(Available data)
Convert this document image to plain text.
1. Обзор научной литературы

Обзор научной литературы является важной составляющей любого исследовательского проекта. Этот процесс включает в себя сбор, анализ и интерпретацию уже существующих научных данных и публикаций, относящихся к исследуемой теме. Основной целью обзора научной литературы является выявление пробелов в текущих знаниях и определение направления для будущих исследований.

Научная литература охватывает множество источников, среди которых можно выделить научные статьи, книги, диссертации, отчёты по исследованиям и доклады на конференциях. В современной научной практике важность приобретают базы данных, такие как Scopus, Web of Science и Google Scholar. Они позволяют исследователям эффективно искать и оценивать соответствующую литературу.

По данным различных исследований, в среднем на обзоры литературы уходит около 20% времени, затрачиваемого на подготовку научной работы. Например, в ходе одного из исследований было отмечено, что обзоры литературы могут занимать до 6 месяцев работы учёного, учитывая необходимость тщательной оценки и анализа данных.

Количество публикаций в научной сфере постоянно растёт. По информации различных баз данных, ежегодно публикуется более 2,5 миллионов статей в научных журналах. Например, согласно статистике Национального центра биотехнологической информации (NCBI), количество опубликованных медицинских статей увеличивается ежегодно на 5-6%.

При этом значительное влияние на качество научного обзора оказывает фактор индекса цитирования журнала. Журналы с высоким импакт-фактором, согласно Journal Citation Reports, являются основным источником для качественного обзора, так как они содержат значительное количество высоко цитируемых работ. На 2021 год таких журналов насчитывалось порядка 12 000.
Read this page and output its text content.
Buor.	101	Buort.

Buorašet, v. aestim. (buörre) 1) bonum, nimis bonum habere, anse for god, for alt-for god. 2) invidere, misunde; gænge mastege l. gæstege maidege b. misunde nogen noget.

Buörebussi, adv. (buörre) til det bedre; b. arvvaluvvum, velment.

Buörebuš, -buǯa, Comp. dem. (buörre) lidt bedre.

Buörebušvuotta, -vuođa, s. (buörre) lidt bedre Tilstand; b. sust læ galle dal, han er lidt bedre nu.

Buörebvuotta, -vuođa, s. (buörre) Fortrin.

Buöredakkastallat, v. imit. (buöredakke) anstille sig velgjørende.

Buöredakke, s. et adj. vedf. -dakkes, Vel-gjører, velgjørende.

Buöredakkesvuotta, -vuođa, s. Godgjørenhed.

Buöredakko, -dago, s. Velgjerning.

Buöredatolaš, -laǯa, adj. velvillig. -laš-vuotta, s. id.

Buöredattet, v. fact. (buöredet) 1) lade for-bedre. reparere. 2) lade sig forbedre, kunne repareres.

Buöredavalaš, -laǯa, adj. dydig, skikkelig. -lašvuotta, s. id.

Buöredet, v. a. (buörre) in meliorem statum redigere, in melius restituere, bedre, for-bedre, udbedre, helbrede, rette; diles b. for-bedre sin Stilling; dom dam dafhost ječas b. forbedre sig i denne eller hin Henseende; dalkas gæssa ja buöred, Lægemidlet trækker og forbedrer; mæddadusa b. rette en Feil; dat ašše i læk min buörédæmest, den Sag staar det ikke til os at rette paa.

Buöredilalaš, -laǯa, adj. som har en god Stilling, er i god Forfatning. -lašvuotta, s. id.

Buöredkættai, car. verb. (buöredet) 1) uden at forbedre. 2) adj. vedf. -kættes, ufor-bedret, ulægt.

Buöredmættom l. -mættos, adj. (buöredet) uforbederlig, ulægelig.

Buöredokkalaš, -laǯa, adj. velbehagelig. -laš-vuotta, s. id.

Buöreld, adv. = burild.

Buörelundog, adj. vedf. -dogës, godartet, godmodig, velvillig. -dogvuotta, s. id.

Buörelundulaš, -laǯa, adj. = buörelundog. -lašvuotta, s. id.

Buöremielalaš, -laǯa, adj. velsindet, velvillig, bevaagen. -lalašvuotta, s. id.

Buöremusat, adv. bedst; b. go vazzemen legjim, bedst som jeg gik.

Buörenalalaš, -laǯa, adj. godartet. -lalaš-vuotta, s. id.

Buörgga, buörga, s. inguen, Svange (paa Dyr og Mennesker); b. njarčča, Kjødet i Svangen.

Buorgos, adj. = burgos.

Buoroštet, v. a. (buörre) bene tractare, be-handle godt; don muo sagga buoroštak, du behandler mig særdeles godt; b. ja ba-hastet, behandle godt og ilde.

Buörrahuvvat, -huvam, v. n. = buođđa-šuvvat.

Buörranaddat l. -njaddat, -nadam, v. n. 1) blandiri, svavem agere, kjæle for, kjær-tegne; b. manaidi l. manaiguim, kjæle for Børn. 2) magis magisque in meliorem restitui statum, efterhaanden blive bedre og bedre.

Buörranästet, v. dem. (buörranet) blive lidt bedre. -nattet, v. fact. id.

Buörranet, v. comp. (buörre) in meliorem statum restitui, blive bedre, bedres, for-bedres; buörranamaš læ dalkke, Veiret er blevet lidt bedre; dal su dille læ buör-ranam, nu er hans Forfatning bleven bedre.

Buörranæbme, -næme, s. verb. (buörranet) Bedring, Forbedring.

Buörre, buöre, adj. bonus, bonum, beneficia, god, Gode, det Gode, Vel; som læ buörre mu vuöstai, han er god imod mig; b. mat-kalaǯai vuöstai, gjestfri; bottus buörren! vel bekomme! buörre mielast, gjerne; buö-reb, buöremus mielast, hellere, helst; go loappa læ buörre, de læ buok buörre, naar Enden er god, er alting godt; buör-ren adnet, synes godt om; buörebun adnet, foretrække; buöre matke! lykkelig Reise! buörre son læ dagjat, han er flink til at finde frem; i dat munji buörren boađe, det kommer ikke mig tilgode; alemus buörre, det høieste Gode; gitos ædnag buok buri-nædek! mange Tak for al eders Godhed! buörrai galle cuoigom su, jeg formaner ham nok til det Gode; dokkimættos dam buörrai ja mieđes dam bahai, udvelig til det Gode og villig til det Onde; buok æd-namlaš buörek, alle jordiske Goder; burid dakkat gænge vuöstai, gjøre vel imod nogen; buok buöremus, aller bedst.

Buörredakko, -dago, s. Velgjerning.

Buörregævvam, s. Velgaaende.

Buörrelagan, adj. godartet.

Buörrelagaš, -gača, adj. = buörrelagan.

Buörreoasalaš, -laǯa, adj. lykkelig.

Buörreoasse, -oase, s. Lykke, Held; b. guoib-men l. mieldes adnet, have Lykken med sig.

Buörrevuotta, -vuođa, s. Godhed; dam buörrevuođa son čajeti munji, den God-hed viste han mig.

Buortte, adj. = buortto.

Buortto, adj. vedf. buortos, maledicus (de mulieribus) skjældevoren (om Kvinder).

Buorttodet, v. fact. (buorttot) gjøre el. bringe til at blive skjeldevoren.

(Stated task) Copy every line that includes the string "vedf" from the material above.

(Written answer)
Buöredakke, s. et adj. vedf. -dakkes, Vel-gjører, velgjørende.
Buöredkættai, car. verb. (buöredet) 1) uden at forbedre. 2) adj. vedf. -kættes, ufor-bedret, ulægt.
Buörelundog, adj. vedf. -dogës, godartet, godmodig, velvillig. -dogvuotta, s. id.
Buortto, adj. vedf. buortos, maledicus (de mulieribus) skjældevoren (om Kvinder).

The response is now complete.